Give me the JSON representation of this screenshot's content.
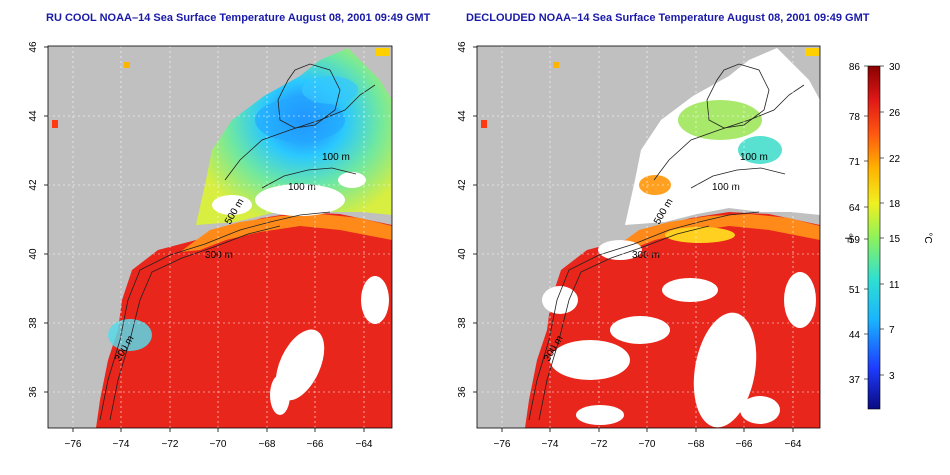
{
  "left_panel": {
    "title": "RU COOL NOAA–14 Sea Surface Temperature August 08, 2001 09:49 GMT",
    "contour_labels": [
      "100 m",
      "100 m",
      "500 m",
      "300 m",
      "300 m"
    ]
  },
  "right_panel": {
    "title": "DECLOUDED NOAA–14 Sea Surface Temperature August 08, 2001 09:49 GMT",
    "contour_labels": [
      "100 m",
      "100 m",
      "500 m",
      "300 m",
      "300 m"
    ]
  },
  "x_ticks": [
    "−76",
    "−74",
    "−72",
    "−70",
    "−68",
    "−66",
    "−64"
  ],
  "y_ticks": [
    "36",
    "38",
    "40",
    "42",
    "44",
    "46"
  ],
  "colorbar": {
    "f_label": "°F",
    "c_label": "°C",
    "f_ticks": [
      "86",
      "78",
      "71",
      "64",
      "59",
      "51",
      "44",
      "37"
    ],
    "c_ticks": [
      "30",
      "26",
      "22",
      "18",
      "15",
      "11",
      "7",
      "3"
    ]
  },
  "colors": {
    "land": "#c0c0c0",
    "cloud": "#ffffff",
    "warm": "#e8261b",
    "title": "#1a1aa8"
  }
}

→ Given request:
Reproduce the data word for word, excluding its pictures.

→ Written response:
Give me the JSON representation of this screenshot's content.
{
  "left_panel": {
    "title": "RU COOL NOAA–14 Sea Surface Temperature August 08, 2001 09:49 GMT",
    "contour_labels": [
      "100 m",
      "100 m",
      "500 m",
      "300 m",
      "300 m"
    ]
  },
  "right_panel": {
    "title": "DECLOUDED NOAA–14 Sea Surface Temperature August 08, 2001 09:49 GMT",
    "contour_labels": [
      "100 m",
      "100 m",
      "500 m",
      "300 m",
      "300 m"
    ]
  },
  "x_ticks": [
    "−76",
    "−74",
    "−72",
    "−70",
    "−68",
    "−66",
    "−64"
  ],
  "y_ticks": [
    "36",
    "38",
    "40",
    "42",
    "44",
    "46"
  ],
  "colorbar": {
    "f_label": "°F",
    "c_label": "°C",
    "f_ticks": [
      "86",
      "78",
      "71",
      "64",
      "59",
      "51",
      "44",
      "37"
    ],
    "c_ticks": [
      "30",
      "26",
      "22",
      "18",
      "15",
      "11",
      "7",
      "3"
    ]
  },
  "colors": {
    "land": "#c0c0c0",
    "cloud": "#ffffff",
    "warm": "#e8261b",
    "title": "#1a1aa8"
  }
}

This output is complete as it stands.